* WRITTEN EXERCISE *
Copy the records below exactly as they are written.
┄┄┄┄┄┄
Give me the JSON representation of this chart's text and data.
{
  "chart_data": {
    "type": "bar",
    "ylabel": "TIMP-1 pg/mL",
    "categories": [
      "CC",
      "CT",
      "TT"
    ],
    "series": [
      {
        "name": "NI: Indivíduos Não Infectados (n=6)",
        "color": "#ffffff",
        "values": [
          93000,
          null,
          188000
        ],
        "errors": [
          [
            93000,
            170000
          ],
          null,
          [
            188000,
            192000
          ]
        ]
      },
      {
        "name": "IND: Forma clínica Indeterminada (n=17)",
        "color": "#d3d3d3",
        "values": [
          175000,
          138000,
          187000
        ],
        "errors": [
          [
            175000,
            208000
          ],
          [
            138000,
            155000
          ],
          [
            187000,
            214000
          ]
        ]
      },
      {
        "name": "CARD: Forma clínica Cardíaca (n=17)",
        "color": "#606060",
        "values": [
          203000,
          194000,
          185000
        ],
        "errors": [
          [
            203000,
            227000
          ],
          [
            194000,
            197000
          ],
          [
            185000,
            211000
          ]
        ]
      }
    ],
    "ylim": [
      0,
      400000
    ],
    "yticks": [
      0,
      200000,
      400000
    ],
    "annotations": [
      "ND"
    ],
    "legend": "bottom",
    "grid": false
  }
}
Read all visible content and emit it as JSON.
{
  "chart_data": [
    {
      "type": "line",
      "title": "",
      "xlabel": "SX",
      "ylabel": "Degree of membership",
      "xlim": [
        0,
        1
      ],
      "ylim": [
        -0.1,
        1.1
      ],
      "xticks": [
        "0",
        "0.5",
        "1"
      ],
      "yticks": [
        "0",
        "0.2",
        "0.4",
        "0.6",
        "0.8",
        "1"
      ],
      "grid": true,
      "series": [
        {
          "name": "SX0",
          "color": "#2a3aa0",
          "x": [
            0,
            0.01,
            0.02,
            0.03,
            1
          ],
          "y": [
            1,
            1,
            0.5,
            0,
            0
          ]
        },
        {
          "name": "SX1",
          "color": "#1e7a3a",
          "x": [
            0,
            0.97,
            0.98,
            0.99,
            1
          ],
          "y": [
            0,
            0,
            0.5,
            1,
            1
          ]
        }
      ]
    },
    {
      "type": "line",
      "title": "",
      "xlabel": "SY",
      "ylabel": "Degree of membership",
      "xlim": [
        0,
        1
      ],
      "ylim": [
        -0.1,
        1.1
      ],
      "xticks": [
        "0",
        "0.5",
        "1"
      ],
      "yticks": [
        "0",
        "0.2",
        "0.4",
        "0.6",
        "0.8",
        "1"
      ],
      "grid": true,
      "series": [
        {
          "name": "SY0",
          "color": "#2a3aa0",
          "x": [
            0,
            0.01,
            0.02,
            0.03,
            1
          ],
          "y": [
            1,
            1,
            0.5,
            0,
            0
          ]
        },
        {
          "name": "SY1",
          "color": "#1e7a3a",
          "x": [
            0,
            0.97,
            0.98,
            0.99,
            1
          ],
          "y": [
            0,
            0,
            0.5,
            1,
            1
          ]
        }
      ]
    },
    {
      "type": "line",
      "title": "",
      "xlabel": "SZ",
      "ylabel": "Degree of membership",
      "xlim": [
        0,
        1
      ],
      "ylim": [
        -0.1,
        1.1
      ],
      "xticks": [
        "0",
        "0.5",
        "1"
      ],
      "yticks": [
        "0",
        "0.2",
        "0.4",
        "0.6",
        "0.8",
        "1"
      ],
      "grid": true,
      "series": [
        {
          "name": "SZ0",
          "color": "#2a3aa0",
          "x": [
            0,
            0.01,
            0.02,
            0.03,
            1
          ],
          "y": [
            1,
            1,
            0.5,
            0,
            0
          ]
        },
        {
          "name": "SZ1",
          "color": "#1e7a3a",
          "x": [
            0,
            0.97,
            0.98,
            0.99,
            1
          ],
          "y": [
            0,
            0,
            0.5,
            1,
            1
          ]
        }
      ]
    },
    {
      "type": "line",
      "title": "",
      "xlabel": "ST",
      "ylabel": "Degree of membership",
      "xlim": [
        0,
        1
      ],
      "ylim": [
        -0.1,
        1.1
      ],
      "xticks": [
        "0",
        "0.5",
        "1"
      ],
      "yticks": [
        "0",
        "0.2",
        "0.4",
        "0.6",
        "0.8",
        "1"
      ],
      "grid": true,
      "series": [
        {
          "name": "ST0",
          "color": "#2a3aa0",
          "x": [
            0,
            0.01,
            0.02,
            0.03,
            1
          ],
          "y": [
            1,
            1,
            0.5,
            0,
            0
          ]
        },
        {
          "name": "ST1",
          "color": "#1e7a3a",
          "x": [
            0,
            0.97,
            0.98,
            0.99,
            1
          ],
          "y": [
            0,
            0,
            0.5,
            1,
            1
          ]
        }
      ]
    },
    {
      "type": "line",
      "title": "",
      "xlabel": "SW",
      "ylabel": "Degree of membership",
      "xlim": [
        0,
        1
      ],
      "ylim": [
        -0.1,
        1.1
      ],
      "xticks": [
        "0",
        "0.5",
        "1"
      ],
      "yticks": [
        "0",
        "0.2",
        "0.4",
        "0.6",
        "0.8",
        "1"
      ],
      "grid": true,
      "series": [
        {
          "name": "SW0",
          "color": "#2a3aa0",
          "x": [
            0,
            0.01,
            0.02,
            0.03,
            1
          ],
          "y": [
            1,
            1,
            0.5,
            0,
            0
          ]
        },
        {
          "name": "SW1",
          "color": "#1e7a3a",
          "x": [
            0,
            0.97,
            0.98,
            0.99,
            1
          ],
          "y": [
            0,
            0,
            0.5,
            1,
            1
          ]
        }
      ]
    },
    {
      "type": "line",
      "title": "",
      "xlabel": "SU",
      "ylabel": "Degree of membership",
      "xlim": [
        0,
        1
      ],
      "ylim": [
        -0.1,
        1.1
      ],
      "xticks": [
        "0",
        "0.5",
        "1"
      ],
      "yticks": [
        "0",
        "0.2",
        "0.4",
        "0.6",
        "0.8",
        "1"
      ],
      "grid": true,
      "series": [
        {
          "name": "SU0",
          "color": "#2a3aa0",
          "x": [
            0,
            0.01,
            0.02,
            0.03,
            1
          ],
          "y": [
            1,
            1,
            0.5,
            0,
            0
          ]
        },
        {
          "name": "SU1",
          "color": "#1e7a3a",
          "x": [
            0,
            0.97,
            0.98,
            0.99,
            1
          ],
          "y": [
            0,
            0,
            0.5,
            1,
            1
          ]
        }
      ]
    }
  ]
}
┄┄┄┄┄┄
* SOLUTION TO THIS EXERCISE *
Give me the JSON representation of this chart's text and data.
{
  "chart_data": {
    "type": "bar",
    "ylabel": "TIMP-1 pg/mL",
    "categories": [
      "CC",
      "CT",
      "TT"
    ],
    "series": [
      {
        "name": "NI: Indivíduos Não Infectados (n=6)",
        "color": "#ffffff",
        "values": [
          93000,
          null,
          188000
        ],
        "errors": [
          [
            93000,
            170000
          ],
          null,
          [
            188000,
            192000
          ]
        ]
      },
      {
        "name": "IND: Forma clínica Indeterminada (n=17)",
        "color": "#d3d3d3",
        "values": [
          175000,
          138000,
          187000
        ],
        "errors": [
          [
            175000,
            208000
          ],
          [
            138000,
            155000
          ],
          [
            187000,
            214000
          ]
        ]
      },
      {
        "name": "CARD: Forma clínica Cardíaca (n=17)",
        "color": "#606060",
        "values": [
          203000,
          194000,
          185000
        ],
        "errors": [
          [
            203000,
            227000
          ],
          [
            194000,
            197000
          ],
          [
            185000,
            211000
          ]
        ]
      }
    ],
    "ylim": [
      0,
      400000
    ],
    "yticks": [
      0,
      200000,
      400000
    ],
    "annotations": [
      "ND"
    ],
    "legend": "bottom",
    "grid": false
  }
}
Read all visible content and emit it as JSON.
{
  "chart_data": [
    {
      "type": "line",
      "title": "",
      "xlabel": "SX",
      "ylabel": "Degree of membership",
      "xlim": [
        0,
        1
      ],
      "ylim": [
        -0.1,
        1.1
      ],
      "xticks": [
        "0",
        "0.5",
        "1"
      ],
      "yticks": [
        "0",
        "0.2",
        "0.4",
        "0.6",
        "0.8",
        "1"
      ],
      "grid": true,
      "series": [
        {
          "name": "SX0",
          "color": "#2a3aa0",
          "x": [
            0,
            0.01,
            0.02,
            0.03,
            1
          ],
          "y": [
            1,
            1,
            0.5,
            0,
            0
          ]
        },
        {
          "name": "SX1",
          "color": "#1e7a3a",
          "x": [
            0,
            0.97,
            0.98,
            0.99,
            1
          ],
          "y": [
            0,
            0,
            0.5,
            1,
            1
          ]
        }
      ]
    },
    {
      "type": "line",
      "title": "",
      "xlabel": "SY",
      "ylabel": "Degree of membership",
      "xlim": [
        0,
        1
      ],
      "ylim": [
        -0.1,
        1.1
      ],
      "xticks": [
        "0",
        "0.5",
        "1"
      ],
      "yticks": [
        "0",
        "0.2",
        "0.4",
        "0.6",
        "0.8",
        "1"
      ],
      "grid": true,
      "series": [
        {
          "name": "SY0",
          "color": "#2a3aa0",
          "x": [
            0,
            0.01,
            0.02,
            0.03,
            1
          ],
          "y": [
            1,
            1,
            0.5,
            0,
            0
          ]
        },
        {
          "name": "SY1",
          "color": "#1e7a3a",
          "x": [
            0,
            0.97,
            0.98,
            0.99,
            1
          ],
          "y": [
            0,
            0,
            0.5,
            1,
            1
          ]
        }
      ]
    },
    {
      "type": "line",
      "title": "",
      "xlabel": "SZ",
      "ylabel": "Degree of membership",
      "xlim": [
        0,
        1
      ],
      "ylim": [
        -0.1,
        1.1
      ],
      "xticks": [
        "0",
        "0.5",
        "1"
      ],
      "yticks": [
        "0",
        "0.2",
        "0.4",
        "0.6",
        "0.8",
        "1"
      ],
      "grid": true,
      "series": [
        {
          "name": "SZ0",
          "color": "#2a3aa0",
          "x": [
            0,
            0.01,
            0.02,
            0.03,
            1
          ],
          "y": [
            1,
            1,
            0.5,
            0,
            0
          ]
        },
        {
          "name": "SZ1",
          "color": "#1e7a3a",
          "x": [
            0,
            0.97,
            0.98,
            0.99,
            1
          ],
          "y": [
            0,
            0,
            0.5,
            1,
            1
          ]
        }
      ]
    },
    {
      "type": "line",
      "title": "",
      "xlabel": "ST",
      "ylabel": "Degree of membership",
      "xlim": [
        0,
        1
      ],
      "ylim": [
        -0.1,
        1.1
      ],
      "xticks": [
        "0",
        "0.5",
        "1"
      ],
      "yticks": [
        "0",
        "0.2",
        "0.4",
        "0.6",
        "0.8",
        "1"
      ],
      "grid": true,
      "series": [
        {
          "name": "ST0",
          "color": "#2a3aa0",
          "x": [
            0,
            0.01,
            0.02,
            0.03,
            1
          ],
          "y": [
            1,
            1,
            0.5,
            0,
            0
          ]
        },
        {
          "name": "ST1",
          "color": "#1e7a3a",
          "x": [
            0,
            0.97,
            0.98,
            0.99,
            1
          ],
          "y": [
            0,
            0,
            0.5,
            1,
            1
          ]
        }
      ]
    },
    {
      "type": "line",
      "title": "",
      "xlabel": "SW",
      "ylabel": "Degree of membership",
      "xlim": [
        0,
        1
      ],
      "ylim": [
        -0.1,
        1.1
      ],
      "xticks": [
        "0",
        "0.5",
        "1"
      ],
      "yticks": [
        "0",
        "0.2",
        "0.4",
        "0.6",
        "0.8",
        "1"
      ],
      "grid": true,
      "series": [
        {
          "name": "SW0",
          "color": "#2a3aa0",
          "x": [
            0,
            0.01,
            0.02,
            0.03,
            1
          ],
          "y": [
            1,
            1,
            0.5,
            0,
            0
          ]
        },
        {
          "name": "SW1",
          "color": "#1e7a3a",
          "x": [
            0,
            0.97,
            0.98,
            0.99,
            1
          ],
          "y": [
            0,
            0,
            0.5,
            1,
            1
          ]
        }
      ]
    },
    {
      "type": "line",
      "title": "",
      "xlabel": "SU",
      "ylabel": "Degree of membership",
      "xlim": [
        0,
        1
      ],
      "ylim": [
        -0.1,
        1.1
      ],
      "xticks": [
        "0",
        "0.5",
        "1"
      ],
      "yticks": [
        "0",
        "0.2",
        "0.4",
        "0.6",
        "0.8",
        "1"
      ],
      "grid": true,
      "series": [
        {
          "name": "SU0",
          "color": "#2a3aa0",
          "x": [
            0,
            0.01,
            0.02,
            0.03,
            1
          ],
          "y": [
            1,
            1,
            0.5,
            0,
            0
          ]
        },
        {
          "name": "SU1",
          "color": "#1e7a3a",
          "x": [
            0,
            0.97,
            0.98,
            0.99,
            1
          ],
          "y": [
            0,
            0,
            0.5,
            1,
            1
          ]
        }
      ]
    }
  ]
}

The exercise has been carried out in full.